[Start]

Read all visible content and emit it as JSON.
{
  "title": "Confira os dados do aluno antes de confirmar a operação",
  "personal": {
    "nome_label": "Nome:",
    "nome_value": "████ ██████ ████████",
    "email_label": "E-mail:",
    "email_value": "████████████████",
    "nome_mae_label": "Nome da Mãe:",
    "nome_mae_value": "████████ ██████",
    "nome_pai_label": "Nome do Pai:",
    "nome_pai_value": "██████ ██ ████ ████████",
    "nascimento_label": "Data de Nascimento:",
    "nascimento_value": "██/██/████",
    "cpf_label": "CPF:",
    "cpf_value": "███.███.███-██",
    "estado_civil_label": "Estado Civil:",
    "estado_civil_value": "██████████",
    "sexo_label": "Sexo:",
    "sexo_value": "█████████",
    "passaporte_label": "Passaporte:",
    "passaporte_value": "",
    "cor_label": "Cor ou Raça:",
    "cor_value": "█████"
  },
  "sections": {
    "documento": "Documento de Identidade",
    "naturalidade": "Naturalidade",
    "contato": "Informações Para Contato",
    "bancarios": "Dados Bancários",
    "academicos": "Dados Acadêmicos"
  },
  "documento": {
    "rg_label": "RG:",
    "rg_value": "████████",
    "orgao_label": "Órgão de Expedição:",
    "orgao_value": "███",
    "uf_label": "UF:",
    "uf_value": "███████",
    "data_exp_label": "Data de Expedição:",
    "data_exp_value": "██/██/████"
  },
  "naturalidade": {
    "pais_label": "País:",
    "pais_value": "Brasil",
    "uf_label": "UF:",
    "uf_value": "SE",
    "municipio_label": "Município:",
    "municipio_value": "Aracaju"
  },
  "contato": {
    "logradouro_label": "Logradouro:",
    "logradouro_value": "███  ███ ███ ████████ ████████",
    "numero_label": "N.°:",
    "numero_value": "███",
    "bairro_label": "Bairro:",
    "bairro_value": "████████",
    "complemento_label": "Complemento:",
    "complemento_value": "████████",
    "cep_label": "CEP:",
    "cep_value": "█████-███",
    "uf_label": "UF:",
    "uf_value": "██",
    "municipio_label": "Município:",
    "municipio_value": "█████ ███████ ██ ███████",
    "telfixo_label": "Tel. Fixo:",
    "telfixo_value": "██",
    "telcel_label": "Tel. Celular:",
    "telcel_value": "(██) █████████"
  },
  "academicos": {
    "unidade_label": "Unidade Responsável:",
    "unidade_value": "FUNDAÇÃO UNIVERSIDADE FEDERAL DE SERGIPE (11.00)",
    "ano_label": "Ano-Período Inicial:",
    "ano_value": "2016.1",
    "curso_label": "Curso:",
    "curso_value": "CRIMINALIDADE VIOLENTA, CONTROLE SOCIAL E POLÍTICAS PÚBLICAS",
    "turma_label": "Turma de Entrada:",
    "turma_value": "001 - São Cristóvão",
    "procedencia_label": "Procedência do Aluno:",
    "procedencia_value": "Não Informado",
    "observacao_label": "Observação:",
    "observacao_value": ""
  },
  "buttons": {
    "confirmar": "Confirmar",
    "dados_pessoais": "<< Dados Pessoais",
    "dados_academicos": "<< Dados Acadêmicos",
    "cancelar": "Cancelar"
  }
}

[End]

The request: Return every line in the listing that contains the word "contato".

Answer to the exercise:
    "contato": "Informações Para Contato",
  "contato": {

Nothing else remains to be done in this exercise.